(Stored records)
◆ ◆ ◆ ◆ ◆ ◆ ◆
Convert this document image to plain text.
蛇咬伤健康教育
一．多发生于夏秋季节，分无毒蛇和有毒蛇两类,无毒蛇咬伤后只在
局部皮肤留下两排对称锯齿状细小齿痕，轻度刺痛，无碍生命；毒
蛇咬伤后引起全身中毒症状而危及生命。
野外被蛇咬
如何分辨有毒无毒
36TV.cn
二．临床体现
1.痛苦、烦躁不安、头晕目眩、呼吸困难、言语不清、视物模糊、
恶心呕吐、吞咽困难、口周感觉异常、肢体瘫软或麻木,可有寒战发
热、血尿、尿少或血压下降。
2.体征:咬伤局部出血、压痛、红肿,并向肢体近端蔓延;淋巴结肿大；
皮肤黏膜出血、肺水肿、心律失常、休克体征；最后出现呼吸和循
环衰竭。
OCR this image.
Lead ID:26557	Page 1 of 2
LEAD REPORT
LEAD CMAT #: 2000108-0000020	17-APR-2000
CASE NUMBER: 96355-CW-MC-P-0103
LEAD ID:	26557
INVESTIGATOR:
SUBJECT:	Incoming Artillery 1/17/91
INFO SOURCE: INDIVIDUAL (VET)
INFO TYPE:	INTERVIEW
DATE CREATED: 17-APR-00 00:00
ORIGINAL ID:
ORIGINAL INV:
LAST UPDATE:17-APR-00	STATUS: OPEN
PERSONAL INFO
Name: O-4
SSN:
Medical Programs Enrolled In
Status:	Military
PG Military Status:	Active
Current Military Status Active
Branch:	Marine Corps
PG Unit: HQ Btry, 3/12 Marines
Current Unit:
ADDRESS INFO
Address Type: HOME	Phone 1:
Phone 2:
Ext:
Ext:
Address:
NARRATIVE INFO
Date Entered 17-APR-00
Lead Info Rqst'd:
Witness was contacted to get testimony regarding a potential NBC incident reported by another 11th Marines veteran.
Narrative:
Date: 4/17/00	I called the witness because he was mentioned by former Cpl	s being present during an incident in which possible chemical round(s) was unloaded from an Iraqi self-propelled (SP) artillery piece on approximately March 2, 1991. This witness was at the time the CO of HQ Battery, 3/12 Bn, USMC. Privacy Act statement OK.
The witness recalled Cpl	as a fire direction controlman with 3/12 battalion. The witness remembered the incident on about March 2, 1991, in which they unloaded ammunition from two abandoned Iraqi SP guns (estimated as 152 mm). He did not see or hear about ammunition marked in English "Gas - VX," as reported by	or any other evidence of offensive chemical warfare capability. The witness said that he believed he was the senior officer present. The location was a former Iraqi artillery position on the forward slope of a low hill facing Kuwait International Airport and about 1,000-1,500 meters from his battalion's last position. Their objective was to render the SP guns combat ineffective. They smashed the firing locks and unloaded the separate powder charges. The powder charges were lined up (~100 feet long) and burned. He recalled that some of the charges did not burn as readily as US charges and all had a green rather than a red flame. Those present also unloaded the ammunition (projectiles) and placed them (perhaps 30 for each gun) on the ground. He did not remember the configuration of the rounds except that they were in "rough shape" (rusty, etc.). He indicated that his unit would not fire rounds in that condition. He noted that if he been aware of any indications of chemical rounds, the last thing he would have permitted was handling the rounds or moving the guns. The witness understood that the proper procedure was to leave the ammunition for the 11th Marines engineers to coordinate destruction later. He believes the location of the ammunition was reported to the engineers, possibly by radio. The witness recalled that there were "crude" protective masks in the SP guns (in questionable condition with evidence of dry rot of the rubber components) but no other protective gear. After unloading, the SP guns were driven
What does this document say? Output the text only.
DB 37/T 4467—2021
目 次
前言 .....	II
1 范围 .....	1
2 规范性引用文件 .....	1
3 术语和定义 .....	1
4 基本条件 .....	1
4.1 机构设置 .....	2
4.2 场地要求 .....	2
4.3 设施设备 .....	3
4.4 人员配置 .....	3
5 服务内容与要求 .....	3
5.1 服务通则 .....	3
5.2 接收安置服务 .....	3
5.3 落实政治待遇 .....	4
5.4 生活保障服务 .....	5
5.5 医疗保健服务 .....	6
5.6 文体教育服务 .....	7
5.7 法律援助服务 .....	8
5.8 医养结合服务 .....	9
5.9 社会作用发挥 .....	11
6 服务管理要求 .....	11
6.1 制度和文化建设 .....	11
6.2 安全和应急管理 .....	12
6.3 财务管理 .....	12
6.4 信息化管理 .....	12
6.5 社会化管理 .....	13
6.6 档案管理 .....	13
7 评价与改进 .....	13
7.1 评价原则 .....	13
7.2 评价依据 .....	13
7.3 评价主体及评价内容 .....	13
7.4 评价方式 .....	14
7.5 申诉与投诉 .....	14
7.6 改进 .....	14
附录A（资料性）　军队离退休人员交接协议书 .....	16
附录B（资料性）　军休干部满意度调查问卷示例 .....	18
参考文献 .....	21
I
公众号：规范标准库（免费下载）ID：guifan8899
◆ ◆ ◆ ◆ ◆ ◆ ◆
**Short problem**.
Copy all lines from the material that contain "image".

**Solved problem**.
Convert this document image to plain text.
OCR this image.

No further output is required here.